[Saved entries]
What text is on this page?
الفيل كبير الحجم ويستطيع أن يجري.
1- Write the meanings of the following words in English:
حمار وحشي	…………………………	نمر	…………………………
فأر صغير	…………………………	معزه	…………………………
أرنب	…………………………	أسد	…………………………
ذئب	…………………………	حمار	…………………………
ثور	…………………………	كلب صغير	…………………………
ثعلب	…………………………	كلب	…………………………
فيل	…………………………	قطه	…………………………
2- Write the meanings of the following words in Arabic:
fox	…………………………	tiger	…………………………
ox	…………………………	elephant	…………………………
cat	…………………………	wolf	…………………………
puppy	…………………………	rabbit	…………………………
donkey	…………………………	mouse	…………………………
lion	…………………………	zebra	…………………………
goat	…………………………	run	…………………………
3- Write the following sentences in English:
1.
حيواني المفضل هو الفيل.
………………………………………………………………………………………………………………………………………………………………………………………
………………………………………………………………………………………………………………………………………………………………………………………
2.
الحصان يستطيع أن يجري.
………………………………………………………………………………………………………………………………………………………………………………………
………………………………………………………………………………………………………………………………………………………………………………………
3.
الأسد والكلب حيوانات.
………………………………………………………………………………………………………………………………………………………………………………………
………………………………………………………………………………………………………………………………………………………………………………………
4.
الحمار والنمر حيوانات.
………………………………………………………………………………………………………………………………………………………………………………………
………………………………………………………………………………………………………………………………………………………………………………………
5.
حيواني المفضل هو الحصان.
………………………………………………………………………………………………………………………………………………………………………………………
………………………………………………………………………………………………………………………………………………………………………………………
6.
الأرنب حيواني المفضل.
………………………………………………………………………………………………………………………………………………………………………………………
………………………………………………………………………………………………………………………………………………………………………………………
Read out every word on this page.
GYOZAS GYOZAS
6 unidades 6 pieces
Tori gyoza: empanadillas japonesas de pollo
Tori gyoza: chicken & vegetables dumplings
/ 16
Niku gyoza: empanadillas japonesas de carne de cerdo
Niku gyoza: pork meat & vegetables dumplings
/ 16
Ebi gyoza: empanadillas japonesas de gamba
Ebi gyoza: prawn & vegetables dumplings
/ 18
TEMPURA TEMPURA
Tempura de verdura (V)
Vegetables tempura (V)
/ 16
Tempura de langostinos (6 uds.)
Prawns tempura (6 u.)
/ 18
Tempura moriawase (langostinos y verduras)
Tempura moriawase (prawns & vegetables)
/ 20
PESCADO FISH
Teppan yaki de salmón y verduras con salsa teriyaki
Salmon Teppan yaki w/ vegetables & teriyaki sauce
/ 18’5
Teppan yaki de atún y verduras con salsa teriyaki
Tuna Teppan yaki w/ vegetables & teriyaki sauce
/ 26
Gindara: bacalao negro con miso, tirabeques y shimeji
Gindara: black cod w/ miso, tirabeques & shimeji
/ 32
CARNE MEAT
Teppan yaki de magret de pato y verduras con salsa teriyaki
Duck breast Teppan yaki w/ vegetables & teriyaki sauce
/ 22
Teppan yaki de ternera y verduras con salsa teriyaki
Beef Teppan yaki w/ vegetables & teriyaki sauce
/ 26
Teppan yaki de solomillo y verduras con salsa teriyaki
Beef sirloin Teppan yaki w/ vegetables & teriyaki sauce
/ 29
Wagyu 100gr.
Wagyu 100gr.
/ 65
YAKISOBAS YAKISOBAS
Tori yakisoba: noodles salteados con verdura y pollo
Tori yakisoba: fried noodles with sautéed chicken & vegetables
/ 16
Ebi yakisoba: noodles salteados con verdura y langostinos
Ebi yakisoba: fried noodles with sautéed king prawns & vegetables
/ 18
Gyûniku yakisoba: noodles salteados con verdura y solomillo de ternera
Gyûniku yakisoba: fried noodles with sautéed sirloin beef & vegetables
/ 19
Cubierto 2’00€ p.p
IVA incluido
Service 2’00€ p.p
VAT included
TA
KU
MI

*WRITTEN REQUEST*:
From the records given above, copy all lines containing "English".

*PROBLEM SOLUTION*:
1- Write the meanings of the following words in English:
3- Write the following sentences in English:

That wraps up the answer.